= Structured figure records =
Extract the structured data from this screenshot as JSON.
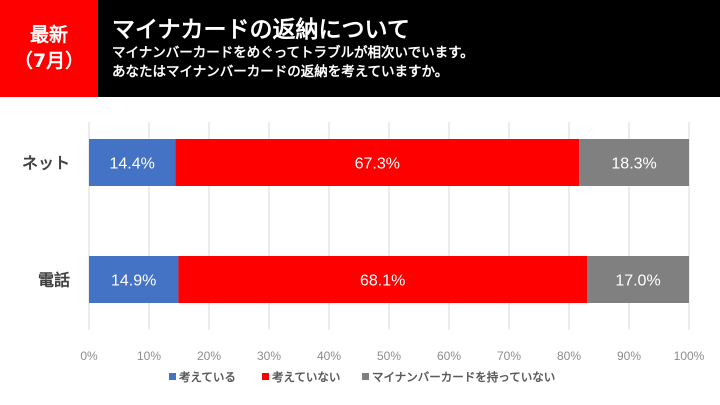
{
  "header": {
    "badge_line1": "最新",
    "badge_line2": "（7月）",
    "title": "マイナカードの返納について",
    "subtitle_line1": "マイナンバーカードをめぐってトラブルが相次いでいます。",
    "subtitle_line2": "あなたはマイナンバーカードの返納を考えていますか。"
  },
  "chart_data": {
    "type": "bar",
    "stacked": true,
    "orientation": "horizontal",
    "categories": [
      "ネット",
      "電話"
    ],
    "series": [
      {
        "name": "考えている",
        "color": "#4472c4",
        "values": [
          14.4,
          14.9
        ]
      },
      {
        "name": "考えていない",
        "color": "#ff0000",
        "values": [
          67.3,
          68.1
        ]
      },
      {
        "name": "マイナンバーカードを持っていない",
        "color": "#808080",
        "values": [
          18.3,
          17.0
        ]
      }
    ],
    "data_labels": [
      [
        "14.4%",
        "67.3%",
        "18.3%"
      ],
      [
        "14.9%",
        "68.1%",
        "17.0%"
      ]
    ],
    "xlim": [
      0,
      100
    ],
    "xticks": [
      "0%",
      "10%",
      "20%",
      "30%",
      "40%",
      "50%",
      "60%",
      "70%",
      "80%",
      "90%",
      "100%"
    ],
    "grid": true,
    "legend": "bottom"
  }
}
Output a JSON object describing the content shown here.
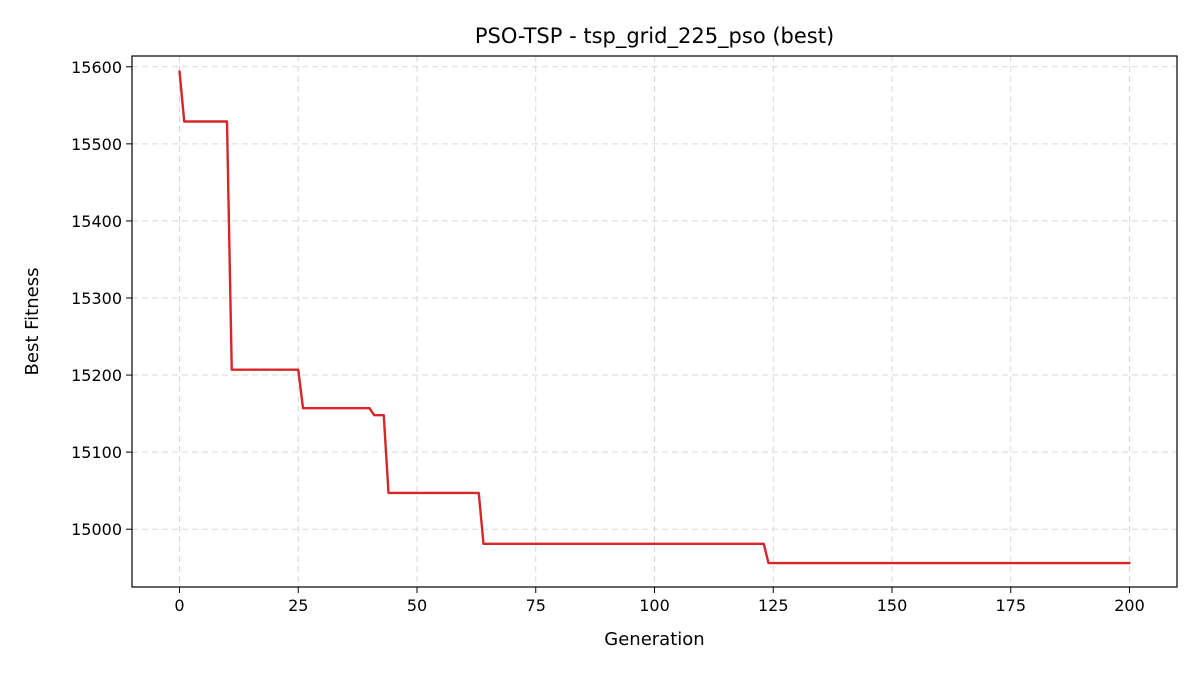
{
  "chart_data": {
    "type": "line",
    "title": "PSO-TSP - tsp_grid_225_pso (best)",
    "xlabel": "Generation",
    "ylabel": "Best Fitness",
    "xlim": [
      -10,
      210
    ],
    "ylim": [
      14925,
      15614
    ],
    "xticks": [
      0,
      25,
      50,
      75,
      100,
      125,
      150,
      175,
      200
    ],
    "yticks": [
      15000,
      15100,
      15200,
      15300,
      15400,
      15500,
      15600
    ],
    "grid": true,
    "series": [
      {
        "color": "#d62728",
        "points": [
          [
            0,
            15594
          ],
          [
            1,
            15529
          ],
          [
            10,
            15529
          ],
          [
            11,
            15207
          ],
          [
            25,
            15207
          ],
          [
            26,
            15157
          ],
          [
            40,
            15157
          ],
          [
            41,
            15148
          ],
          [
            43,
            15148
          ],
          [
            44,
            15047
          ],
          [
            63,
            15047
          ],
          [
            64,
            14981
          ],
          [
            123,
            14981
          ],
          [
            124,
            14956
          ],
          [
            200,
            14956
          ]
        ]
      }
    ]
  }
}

* * *

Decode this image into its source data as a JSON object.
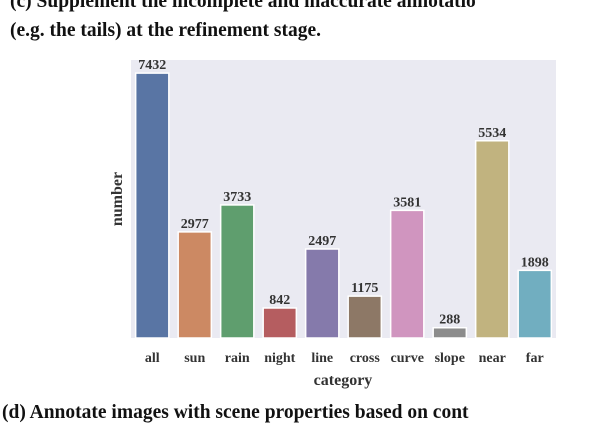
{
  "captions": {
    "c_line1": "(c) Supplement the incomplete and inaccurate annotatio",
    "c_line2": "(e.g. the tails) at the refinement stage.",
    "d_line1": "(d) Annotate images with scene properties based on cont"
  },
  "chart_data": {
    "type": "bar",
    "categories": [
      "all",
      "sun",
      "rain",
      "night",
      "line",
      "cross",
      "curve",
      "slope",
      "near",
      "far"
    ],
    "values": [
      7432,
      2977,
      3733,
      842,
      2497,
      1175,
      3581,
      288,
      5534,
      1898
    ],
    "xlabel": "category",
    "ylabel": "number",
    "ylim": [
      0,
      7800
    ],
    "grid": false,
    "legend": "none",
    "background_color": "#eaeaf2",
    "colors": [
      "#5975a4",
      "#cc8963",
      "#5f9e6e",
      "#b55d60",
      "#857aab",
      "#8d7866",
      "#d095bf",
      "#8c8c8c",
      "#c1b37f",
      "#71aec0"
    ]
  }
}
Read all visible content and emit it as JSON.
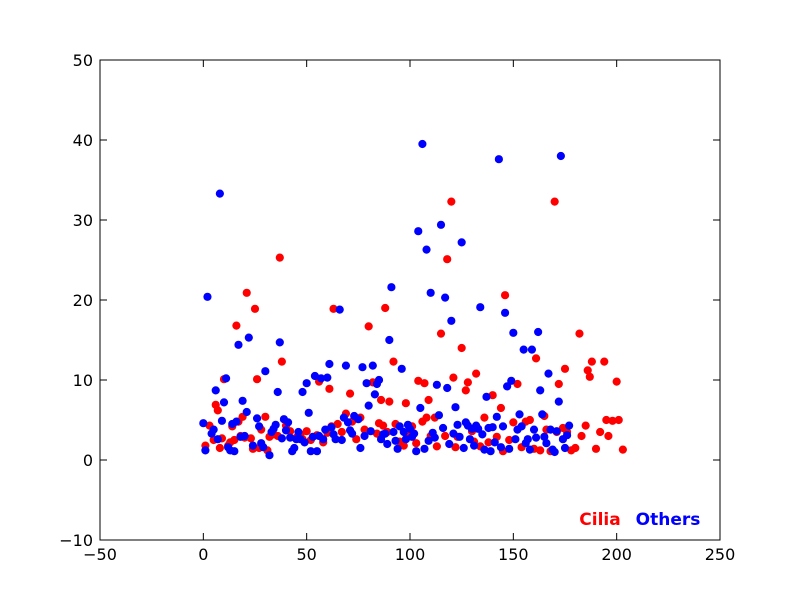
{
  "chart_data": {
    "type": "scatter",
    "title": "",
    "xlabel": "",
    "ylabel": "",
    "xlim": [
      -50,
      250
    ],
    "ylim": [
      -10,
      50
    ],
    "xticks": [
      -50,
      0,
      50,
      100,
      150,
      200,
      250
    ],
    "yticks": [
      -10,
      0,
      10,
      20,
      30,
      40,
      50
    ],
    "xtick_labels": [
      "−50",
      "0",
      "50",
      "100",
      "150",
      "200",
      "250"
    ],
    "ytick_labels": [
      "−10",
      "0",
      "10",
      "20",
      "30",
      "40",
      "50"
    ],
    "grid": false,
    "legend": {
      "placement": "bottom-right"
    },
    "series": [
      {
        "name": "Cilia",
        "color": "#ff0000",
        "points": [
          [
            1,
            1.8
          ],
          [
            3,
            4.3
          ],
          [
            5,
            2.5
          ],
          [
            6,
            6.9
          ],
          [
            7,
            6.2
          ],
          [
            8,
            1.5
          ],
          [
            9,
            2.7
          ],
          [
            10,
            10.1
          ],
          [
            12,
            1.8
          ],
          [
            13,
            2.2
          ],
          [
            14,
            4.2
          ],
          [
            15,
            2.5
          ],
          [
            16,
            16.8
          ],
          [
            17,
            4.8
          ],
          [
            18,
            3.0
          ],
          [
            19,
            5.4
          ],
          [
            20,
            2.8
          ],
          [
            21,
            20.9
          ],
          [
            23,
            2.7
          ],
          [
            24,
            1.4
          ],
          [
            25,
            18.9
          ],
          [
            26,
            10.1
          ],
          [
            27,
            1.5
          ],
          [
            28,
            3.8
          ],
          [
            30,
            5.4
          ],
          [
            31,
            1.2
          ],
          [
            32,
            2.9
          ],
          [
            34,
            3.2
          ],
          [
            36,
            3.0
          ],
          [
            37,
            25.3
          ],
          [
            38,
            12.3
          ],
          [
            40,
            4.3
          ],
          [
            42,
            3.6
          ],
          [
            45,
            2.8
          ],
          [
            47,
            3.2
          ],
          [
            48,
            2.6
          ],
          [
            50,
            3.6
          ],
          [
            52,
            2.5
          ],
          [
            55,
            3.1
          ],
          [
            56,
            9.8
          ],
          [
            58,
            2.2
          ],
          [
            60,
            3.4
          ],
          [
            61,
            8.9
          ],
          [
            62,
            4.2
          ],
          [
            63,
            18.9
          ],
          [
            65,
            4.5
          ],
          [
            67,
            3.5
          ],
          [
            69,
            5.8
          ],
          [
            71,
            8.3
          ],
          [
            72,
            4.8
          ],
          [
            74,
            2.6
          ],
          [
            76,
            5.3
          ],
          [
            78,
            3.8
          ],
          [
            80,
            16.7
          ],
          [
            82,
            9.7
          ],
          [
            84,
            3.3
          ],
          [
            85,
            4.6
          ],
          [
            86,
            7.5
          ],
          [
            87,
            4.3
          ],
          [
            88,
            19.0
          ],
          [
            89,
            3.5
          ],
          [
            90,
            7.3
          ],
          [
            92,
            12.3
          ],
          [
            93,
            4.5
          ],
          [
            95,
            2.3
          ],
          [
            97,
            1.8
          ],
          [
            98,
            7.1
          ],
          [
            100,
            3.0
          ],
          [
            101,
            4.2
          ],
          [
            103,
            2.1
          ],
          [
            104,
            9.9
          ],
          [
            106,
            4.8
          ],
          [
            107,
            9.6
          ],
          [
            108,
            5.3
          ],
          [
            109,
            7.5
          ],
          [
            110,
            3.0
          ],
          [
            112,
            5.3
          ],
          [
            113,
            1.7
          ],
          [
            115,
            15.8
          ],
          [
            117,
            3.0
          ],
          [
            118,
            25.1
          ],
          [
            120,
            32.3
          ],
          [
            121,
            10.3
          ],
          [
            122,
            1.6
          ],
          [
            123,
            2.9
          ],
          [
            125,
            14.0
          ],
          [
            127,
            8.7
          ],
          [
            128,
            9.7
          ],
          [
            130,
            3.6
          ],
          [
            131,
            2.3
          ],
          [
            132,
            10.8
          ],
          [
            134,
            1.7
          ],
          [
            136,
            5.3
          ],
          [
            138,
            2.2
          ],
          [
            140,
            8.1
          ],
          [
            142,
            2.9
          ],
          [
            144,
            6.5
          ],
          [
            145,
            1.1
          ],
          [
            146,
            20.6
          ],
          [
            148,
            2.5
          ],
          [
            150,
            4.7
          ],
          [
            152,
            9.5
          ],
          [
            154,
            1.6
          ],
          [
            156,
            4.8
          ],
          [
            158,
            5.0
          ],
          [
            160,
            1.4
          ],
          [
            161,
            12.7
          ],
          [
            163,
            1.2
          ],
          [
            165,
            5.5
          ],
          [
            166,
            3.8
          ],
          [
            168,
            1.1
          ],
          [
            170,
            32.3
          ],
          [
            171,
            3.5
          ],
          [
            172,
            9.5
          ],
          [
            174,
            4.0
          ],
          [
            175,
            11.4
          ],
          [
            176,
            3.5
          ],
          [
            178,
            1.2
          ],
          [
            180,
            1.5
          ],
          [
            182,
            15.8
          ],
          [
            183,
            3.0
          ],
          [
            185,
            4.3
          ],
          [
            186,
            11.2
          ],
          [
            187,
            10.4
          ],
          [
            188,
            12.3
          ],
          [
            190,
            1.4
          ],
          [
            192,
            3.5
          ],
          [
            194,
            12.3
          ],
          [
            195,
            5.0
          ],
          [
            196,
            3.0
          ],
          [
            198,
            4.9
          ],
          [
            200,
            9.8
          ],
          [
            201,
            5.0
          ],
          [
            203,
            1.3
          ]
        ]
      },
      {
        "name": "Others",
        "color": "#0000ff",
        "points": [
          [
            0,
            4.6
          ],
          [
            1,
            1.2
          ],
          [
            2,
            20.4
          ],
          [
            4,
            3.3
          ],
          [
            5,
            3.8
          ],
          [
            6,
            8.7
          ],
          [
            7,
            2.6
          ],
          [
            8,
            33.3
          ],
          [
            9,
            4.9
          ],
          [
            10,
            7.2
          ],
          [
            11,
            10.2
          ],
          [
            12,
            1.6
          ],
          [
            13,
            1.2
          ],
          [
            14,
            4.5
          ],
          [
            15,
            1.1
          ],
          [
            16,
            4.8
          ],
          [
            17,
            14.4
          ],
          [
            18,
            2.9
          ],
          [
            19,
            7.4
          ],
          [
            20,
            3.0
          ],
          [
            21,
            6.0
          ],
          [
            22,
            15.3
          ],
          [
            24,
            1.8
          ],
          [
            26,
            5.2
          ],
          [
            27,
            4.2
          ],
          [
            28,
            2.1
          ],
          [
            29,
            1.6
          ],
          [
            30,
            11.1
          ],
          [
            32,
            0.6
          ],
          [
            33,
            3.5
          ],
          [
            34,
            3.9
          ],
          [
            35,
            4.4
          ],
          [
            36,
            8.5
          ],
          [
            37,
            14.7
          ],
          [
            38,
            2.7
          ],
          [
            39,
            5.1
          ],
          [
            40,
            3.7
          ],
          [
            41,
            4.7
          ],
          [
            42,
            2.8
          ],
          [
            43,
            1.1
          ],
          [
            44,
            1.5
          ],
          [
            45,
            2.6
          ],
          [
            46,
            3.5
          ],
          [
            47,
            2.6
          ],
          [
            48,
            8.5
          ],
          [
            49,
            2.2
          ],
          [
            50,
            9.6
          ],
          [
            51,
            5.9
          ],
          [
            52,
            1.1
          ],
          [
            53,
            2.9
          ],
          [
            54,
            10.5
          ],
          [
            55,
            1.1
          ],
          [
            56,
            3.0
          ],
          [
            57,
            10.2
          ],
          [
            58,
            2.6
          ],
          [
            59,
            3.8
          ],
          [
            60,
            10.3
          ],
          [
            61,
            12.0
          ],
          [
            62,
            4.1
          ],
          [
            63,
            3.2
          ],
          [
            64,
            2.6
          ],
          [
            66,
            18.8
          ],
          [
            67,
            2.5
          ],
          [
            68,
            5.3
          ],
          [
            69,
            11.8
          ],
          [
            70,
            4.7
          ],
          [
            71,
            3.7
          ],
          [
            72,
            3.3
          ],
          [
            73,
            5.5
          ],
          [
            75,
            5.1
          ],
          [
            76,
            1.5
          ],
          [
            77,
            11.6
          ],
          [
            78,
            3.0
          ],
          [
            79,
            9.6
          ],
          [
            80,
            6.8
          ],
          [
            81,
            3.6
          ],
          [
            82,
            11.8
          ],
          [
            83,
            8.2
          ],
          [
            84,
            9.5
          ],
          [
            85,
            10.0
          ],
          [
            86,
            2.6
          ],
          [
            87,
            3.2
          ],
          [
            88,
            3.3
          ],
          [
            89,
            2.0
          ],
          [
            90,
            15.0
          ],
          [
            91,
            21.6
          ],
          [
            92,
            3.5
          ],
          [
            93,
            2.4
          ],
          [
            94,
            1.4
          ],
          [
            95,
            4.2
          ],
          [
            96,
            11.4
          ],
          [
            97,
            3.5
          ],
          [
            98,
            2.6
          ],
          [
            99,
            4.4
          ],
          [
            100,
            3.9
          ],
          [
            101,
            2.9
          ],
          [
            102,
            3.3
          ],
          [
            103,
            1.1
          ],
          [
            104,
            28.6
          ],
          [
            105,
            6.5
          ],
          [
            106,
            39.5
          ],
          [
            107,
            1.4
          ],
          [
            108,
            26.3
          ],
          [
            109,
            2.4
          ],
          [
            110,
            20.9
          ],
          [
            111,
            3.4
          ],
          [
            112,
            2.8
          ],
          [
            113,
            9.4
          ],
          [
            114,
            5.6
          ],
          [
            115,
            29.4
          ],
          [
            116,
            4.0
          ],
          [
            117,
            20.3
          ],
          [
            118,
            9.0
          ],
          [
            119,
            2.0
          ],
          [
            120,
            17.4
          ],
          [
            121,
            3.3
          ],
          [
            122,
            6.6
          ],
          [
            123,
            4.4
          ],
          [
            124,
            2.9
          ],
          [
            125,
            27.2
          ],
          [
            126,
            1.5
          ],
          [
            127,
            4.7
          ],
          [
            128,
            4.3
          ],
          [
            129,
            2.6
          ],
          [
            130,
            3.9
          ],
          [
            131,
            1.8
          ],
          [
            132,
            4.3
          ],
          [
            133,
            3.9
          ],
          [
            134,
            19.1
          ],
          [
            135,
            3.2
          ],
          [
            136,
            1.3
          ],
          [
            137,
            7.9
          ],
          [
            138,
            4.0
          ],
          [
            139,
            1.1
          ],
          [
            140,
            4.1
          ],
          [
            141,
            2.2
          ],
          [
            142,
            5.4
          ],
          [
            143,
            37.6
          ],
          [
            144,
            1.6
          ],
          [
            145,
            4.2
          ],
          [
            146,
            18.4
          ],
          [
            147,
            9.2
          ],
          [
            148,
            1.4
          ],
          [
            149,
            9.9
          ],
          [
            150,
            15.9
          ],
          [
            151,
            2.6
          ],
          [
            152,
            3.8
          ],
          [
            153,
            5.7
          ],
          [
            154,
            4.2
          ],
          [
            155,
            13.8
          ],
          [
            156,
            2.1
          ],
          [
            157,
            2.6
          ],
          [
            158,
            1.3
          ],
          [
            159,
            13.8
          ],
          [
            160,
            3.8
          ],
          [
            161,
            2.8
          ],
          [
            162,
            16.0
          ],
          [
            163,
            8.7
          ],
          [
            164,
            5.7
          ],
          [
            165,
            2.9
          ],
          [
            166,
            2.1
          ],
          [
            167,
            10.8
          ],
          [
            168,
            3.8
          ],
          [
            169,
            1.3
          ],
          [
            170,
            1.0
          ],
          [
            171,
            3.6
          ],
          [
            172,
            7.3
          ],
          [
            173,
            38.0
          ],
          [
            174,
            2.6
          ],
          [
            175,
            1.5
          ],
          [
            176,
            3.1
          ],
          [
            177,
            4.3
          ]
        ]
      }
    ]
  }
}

= Exercise details =
Identify the lines that hold the word "name". Copy every one of them.

= Solution for this exercise =
        "name": "考えている",
        "name": "考えていない",
        "name": "マイナンバーカードを持っていない",
        "name": "Cilia",
        "name": "Others",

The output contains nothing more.